The hotplug event handler also has to notify the virtualization layer 
that a hardware resource will be eliminated so that the virtual 
machine(s) that was (were) currently using it get it taken away from 
their resources or have it substituted by another available equivalent
physical resource.

------------------------------------------------
Workflow for Scenario (2) on Capacity management 
------------------------------------------------

This scenario covers the expected succession of events when a system
administrator decides that the existing physical resources are no 
longer sufficient to either cover the needs of the current virtual 
machines or to allow for creation of new virtual machines needed to 
complete the project. The virtualization layer may or may not provide 
a management tool as an aid to the system administrator to highlight 
such needs . Such management tool could also provide a means to 
communicate with the virtualization layer that a new component needs 
to be added and that a hotplug event to add that component needs to 
be generated. 

------------------------------------------------
Workflow for Scenario (3) on Migration of the virtualization layer 
------------------------------------------------
This scenario covers the expected succession of events when a system
administrator decides that a set of existing physical resources must 
be replaced either in the context of an upgrade or for full 
replacement of one of the platforms that contributes to the hardware 
resources. The latter case can of course only occur in a configuration
in which the hardware resources are constituted by multiple separate 
platforms. It is the responsibility of the system administrator to 
either directly inform the VMM of the request for hot remove of those
components or to provide the management tool with the information 
required to handle the hotplug event.
The challenge in this specific scenario is that several components 
will be removed at the same time. So if the mechanism used to transfer
the VMM to other resources can be made aware of the fact that multiple
components are being hot-removed the operation may be more efficient 
and coherent than if each component is removed individually. 
After the hot-remove of all components was successfully accomplished 
the physical components are replaced,  and the proper actions are
taken to initiate to trigger hot-add of those new components. The 
specifics of how the hot-add is triggered is very dependent of the 
VMM itself (depends on things such as what the VMM kernel is or if
the VMM has its own embedded management tool).

------------------------------------------------
Workflow for Scenario (4) on Virtual resources management
------------------------------------------------
This scenario covers the expected succession of events when 
redistribution of resources is required to address the current needs 
of the guest OSs as their workloads vary. An application manager or 
a priviledged user knowing their application's workload requirements
may request to the VMM that specific type/amount of resources be 
allocated to a given virtual machine. We assume that the guest OS 
running on the virtual machine can support all types of hotplug 
events. Also for this use case we will assume that any given CPU
that has been hot-added to a virtual machine is fully dedicated to 
that VM. From the OS's point-of-view the hotplug event will be handled
identically as when the OS is running directly on the hardware except 
that when a resource such as a CPU is removed instead of passing it 
down to the PAL it will be passed to the VMM. While each specific
implementation of virtualization may lead to a different interaction
process between the VMM and the OS running on each VM, the mechanism 
of redistributing the virtual resources from a hotplug point-of-view
is the same.

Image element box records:
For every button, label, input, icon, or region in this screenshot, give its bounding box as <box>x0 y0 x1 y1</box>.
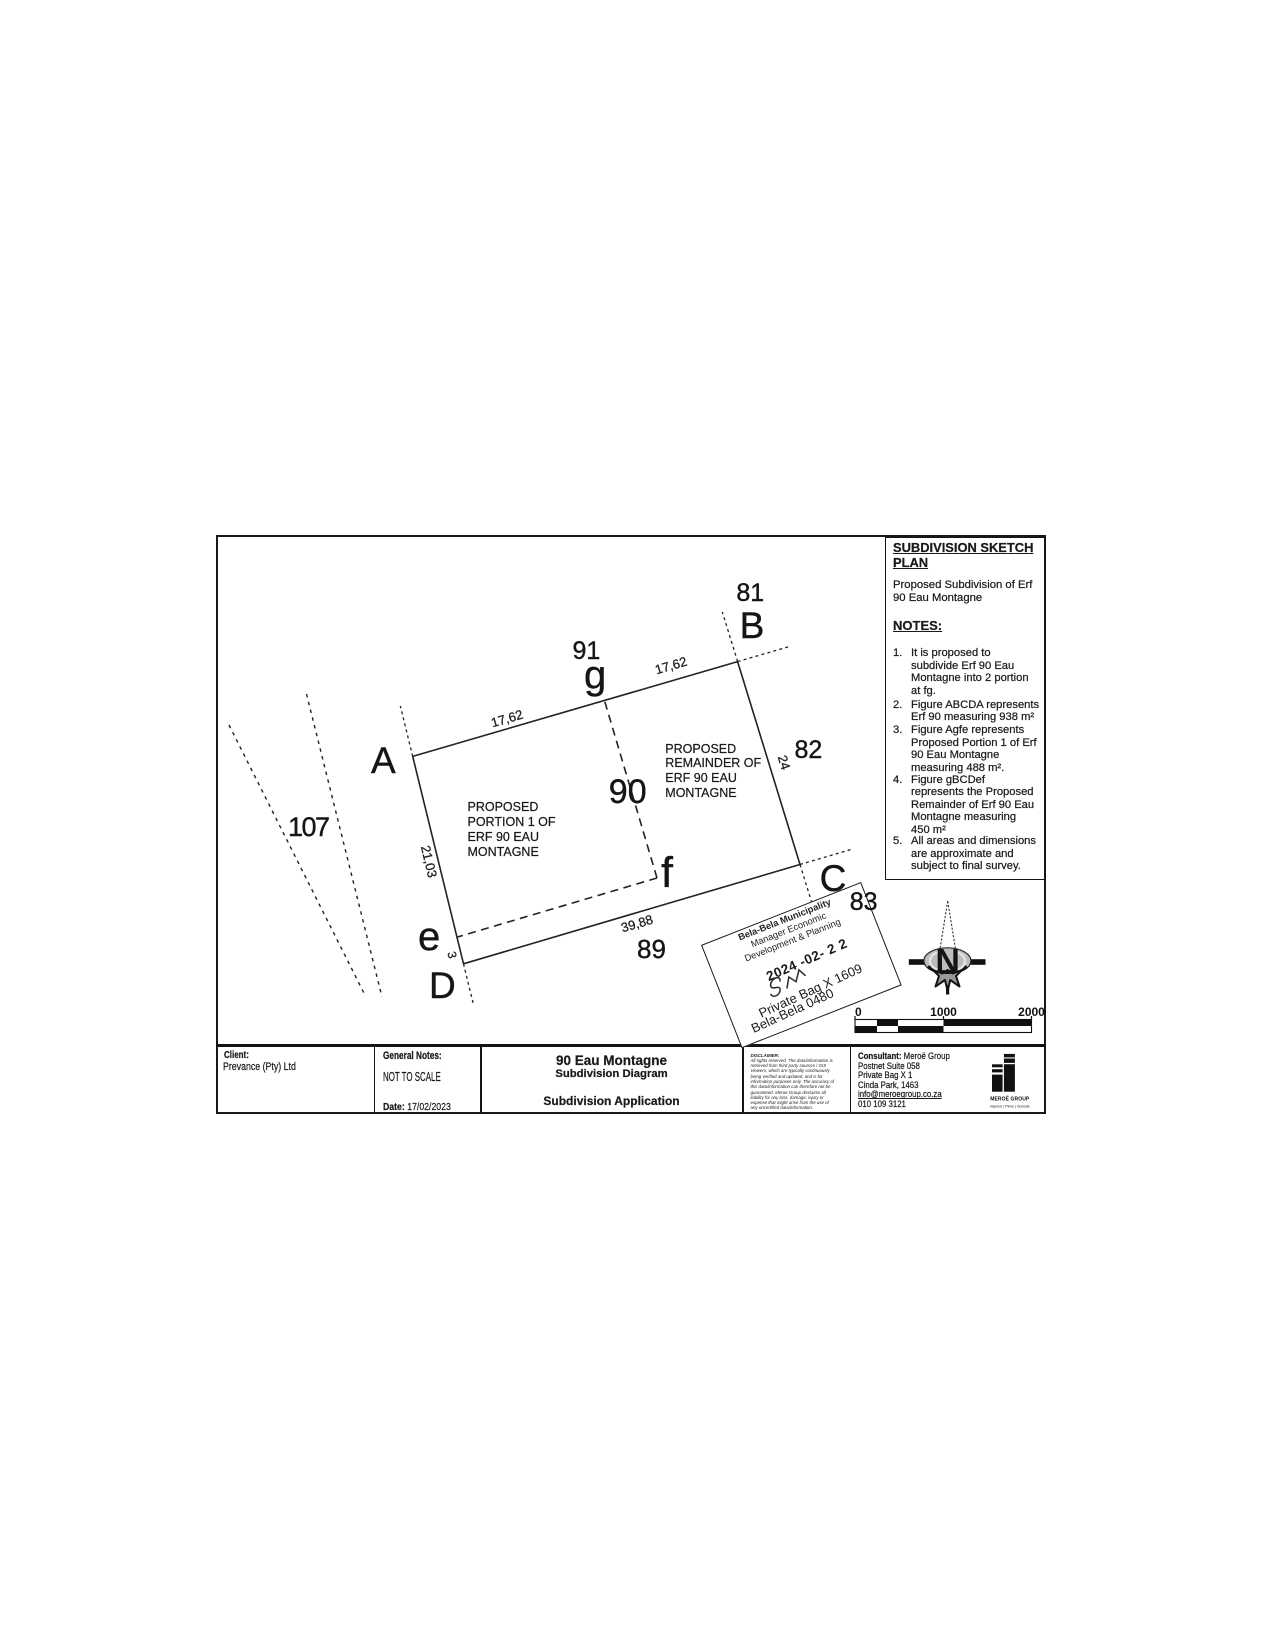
svg-text:MEROË GROUP: MEROË GROUP <box>990 1096 1030 1103</box>
svg-text:0: 0 <box>855 1005 862 1019</box>
svg-text:N: N <box>935 943 960 981</box>
svg-text:Inspired | Thrive | Innovate: Inspired | Thrive | Innovate <box>990 1105 1030 1109</box>
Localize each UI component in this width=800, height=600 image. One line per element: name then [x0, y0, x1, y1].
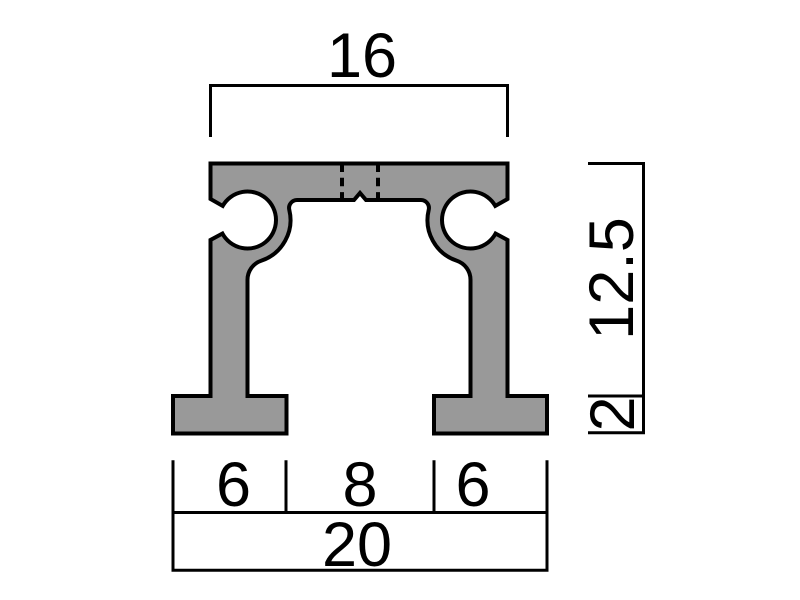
svg-text:20: 20: [322, 510, 392, 580]
svg-text:6: 6: [455, 450, 490, 520]
svg-text:16: 16: [327, 21, 397, 91]
svg-text:2: 2: [578, 396, 648, 431]
svg-text:12.5: 12.5: [577, 217, 647, 340]
svg-text:6: 6: [216, 450, 251, 520]
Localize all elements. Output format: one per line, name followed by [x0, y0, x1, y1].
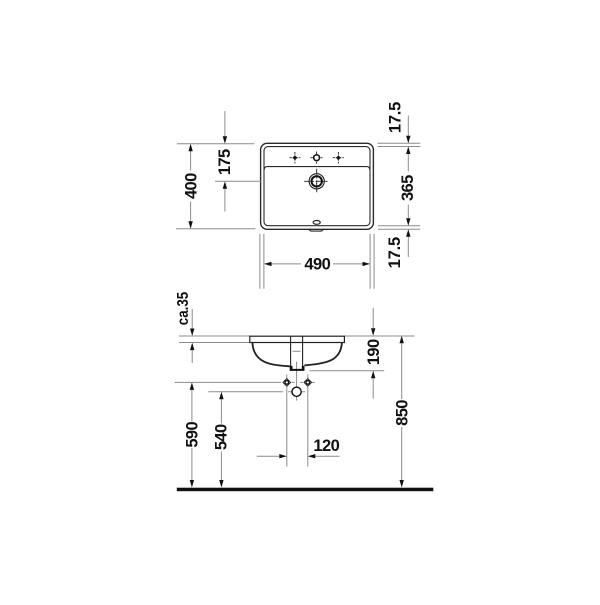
svg-text:17.5: 17.5: [386, 237, 404, 268]
svg-text:490: 490: [304, 255, 330, 273]
svg-text:120: 120: [313, 437, 339, 455]
svg-text:ca.35: ca.35: [175, 291, 192, 325]
svg-text:365: 365: [399, 175, 417, 201]
svg-text:17.5: 17.5: [386, 102, 404, 133]
svg-text:590: 590: [184, 422, 202, 448]
svg-text:850: 850: [394, 400, 412, 426]
svg-text:400: 400: [182, 173, 200, 199]
svg-text:540: 540: [213, 424, 231, 450]
svg-text:190: 190: [365, 339, 383, 365]
svg-text:175: 175: [216, 149, 234, 175]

**Exercise tasks**.
**1.** Restate the hotplug workflows from the words "The challenge in" through "is removed individually.", renaming "VMM" to "hypervisor" wherever it occurs.
**2.** Please answer these questions from the hotplug workflows:
(a) In the migration scenario, what kind of configuration must exist for the full replacement of one platform to occur?
(b) In the virtual resources scenario, when a CPU is removed, to what is it passed instead of the PAL?
(c) In the capacity management scenario, what two things could a management tool communicate to the virtualization layer?
These records were drawn from a separate source.

**Task responses**.
**1.**
The challenge in this specific scenario is that several components 
will be removed at the same time. So if the mechanism used to transfer
the hypervisor to other resources can be made aware of the fact that multiple
components are being hot-removed the operation may be more efficient 
and coherent than if each component is removed individually.

**2.**
(a) A configuration in which the hardware resources are constituted by multiple separate platforms.
(b) The VMM.
(c) That a new component needs to be added, and that a hotplug event to add that component needs to be generated.